### PROBLEM REQUIREMENTS
Using the listing below, please gather every line containing the word "social".

[Dataset items]
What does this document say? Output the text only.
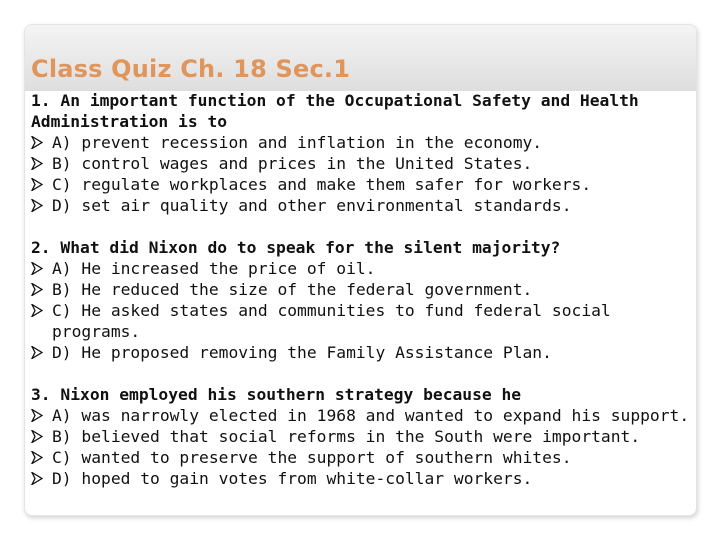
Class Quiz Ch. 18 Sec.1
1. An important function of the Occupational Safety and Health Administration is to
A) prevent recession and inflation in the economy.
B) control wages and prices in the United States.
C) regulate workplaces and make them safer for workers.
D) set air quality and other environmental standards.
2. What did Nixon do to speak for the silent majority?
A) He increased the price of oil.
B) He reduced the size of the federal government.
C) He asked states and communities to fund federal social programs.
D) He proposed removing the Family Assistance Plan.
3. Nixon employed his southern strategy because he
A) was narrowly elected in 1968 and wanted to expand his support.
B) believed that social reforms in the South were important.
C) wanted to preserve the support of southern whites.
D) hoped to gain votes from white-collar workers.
--
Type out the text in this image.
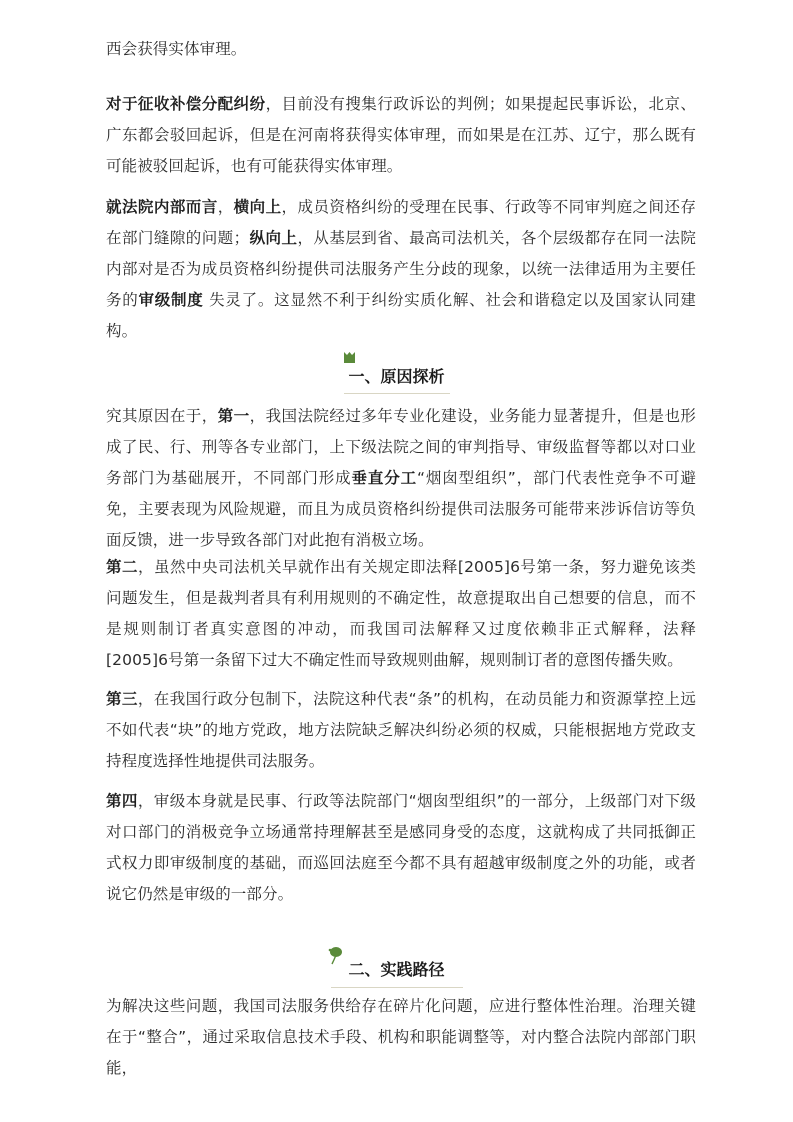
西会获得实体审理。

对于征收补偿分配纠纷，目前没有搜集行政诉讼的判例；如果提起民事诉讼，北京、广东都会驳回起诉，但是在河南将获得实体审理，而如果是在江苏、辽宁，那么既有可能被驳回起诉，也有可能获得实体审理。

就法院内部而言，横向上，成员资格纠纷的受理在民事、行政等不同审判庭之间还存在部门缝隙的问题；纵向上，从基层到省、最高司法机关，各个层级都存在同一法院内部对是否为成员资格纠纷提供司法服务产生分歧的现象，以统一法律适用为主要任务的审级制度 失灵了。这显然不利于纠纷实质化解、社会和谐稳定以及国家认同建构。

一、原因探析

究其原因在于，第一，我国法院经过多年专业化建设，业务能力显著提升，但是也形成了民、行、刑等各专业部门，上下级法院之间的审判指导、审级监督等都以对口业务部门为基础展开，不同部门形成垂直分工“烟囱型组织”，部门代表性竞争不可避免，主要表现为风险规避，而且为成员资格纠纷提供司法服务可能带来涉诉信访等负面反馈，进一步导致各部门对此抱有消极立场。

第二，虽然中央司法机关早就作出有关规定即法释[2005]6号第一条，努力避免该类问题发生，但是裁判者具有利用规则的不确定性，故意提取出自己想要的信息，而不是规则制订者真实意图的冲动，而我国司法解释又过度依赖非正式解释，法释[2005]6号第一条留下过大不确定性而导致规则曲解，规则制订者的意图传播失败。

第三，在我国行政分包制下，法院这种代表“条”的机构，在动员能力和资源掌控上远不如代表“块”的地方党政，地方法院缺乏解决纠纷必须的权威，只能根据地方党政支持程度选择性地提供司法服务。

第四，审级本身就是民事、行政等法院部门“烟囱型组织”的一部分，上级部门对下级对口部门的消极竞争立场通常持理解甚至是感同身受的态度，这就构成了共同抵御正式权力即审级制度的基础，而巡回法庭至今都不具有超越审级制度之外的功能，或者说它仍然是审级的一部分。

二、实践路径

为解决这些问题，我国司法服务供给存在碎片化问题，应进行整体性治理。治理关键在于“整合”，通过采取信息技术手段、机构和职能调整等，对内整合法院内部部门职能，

### FINISHED TASK
C) He asked states and communities to fund federal social programs.
B) believed that social reforms in the South were important.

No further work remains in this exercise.